Data records>
⟨

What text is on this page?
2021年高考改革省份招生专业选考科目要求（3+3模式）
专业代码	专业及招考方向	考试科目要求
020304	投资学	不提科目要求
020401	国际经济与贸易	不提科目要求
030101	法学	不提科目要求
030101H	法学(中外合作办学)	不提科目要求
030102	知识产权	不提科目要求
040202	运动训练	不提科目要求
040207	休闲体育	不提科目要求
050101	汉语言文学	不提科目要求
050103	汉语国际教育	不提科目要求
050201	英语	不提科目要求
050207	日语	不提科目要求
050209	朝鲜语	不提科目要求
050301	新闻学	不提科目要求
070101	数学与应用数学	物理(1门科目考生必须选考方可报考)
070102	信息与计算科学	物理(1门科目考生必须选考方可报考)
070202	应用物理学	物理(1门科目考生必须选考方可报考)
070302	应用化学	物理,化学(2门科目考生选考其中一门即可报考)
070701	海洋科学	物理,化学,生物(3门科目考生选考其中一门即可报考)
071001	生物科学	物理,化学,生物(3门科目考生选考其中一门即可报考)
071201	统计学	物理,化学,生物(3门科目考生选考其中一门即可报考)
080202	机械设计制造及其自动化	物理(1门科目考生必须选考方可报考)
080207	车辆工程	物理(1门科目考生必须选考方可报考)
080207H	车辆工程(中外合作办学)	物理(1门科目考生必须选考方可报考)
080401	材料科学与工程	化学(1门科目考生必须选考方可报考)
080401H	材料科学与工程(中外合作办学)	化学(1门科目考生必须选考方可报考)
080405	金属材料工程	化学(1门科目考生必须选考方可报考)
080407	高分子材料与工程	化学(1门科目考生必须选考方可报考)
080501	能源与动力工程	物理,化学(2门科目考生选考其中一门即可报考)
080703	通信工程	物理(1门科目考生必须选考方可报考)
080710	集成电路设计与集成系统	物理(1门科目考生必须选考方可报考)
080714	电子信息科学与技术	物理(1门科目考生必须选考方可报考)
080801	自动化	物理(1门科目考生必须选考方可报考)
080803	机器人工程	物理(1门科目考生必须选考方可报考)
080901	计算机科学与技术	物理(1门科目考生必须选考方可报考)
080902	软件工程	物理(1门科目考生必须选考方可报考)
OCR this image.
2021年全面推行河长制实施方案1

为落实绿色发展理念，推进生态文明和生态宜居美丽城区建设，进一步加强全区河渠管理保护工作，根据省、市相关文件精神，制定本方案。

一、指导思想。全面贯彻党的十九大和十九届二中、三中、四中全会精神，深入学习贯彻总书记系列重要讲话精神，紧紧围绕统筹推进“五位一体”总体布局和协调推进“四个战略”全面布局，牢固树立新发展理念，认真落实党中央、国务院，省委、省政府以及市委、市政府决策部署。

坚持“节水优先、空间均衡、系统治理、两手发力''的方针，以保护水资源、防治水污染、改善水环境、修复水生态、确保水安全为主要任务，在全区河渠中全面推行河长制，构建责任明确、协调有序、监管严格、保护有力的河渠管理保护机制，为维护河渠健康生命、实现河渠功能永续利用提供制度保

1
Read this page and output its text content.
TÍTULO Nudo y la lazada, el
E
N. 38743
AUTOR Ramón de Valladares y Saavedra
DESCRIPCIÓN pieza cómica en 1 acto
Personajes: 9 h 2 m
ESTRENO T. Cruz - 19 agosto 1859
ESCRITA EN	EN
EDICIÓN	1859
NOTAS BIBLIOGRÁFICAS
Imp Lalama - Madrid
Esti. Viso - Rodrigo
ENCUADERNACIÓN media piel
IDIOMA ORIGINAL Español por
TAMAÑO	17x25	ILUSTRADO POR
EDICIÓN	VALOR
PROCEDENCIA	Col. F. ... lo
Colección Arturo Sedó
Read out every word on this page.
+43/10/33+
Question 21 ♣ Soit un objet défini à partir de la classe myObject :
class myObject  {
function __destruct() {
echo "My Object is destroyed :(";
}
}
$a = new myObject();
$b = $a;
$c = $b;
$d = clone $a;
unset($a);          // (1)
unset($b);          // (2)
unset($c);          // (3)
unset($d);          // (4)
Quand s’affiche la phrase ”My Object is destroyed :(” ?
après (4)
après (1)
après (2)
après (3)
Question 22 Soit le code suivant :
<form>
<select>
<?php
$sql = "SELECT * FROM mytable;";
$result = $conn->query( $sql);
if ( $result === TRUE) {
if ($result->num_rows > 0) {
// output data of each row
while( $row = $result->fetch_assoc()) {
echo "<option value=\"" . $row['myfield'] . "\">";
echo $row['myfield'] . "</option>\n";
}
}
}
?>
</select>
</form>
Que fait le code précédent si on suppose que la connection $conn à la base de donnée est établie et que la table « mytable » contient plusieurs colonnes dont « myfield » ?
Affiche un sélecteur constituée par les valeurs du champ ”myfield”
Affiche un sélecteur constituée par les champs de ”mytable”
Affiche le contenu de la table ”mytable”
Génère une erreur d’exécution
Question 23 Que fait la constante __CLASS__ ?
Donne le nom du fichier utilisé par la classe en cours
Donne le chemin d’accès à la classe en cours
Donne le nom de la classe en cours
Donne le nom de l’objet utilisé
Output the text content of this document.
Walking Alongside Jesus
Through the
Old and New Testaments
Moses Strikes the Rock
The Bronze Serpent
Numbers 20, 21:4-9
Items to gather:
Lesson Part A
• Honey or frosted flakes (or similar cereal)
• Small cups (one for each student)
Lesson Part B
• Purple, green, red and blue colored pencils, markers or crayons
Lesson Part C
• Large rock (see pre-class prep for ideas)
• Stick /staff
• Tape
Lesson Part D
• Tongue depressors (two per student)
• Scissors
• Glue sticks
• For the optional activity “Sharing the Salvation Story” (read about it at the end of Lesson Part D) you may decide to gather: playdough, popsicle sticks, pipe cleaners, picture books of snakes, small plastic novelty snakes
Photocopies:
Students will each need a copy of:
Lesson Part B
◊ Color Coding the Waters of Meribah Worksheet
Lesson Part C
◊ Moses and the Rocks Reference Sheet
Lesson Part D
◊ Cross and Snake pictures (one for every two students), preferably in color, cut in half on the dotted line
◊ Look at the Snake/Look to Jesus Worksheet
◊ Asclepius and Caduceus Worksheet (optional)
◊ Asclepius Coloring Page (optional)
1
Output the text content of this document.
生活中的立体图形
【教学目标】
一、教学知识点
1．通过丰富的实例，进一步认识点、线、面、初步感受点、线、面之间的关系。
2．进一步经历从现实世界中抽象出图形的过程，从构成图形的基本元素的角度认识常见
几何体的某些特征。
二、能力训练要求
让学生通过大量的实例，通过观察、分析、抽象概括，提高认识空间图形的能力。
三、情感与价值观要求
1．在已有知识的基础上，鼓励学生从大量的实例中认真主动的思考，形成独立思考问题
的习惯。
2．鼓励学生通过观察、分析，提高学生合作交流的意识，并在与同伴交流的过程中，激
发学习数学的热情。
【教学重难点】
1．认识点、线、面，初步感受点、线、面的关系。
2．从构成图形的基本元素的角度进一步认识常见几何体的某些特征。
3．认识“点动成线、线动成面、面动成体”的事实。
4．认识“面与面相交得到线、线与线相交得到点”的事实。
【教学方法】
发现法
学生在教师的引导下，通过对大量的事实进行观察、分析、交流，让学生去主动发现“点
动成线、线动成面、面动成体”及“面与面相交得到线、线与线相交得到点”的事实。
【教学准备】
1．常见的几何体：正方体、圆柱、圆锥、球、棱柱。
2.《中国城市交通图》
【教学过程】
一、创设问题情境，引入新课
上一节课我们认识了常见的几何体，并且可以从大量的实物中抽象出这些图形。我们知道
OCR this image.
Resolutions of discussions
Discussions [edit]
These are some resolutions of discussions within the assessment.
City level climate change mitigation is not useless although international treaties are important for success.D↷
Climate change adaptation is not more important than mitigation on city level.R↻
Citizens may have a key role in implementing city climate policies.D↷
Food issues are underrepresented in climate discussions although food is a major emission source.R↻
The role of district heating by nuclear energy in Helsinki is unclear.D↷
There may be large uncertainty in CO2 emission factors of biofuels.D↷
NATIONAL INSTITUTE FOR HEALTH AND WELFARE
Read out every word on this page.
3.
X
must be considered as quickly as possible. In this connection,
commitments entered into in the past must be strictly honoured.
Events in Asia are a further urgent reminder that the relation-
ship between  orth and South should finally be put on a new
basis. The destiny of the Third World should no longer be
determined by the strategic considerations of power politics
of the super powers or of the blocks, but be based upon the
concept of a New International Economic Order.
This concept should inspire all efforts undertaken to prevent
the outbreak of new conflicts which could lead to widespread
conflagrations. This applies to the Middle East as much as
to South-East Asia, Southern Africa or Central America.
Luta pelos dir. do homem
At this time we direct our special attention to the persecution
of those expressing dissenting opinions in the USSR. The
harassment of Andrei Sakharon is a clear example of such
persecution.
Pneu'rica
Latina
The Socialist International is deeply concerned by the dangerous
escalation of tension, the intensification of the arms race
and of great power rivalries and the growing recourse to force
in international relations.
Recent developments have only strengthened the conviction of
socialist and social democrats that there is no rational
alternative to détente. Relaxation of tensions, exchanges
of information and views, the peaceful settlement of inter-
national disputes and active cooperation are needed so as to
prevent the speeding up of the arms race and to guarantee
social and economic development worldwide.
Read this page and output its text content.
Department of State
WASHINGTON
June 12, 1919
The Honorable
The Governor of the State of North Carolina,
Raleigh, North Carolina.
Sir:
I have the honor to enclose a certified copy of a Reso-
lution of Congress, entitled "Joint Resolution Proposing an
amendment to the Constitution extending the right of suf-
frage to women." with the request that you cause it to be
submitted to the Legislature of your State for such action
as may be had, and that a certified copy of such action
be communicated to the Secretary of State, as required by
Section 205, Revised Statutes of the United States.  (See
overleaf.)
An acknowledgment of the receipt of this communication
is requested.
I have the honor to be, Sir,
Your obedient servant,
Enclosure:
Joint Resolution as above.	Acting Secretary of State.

⟩

GOAL OF THE EXERCISE>
Consider the entries above and return each line with the string "persecution".

SOLUTION FOR THIS TASK>
At this time we direct our special attention to the persecution
persecution.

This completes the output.